▸ **Problem description**
Extract the lines that hold the string "Informal".

[Figure data in JSON]
* * *
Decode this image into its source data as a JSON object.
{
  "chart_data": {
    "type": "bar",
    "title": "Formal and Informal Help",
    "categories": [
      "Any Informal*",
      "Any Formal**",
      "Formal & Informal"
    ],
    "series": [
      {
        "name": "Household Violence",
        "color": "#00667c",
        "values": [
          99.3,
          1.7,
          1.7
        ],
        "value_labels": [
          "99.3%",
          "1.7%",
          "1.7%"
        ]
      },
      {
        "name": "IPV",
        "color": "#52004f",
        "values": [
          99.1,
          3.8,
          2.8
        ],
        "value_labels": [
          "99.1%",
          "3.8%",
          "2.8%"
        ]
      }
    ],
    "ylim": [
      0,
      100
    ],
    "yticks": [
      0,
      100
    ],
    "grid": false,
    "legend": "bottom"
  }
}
* * *
▸ **Task response**
    "title": "Formal and Informal Help",
      "Any Informal*",
      "Formal & Informal"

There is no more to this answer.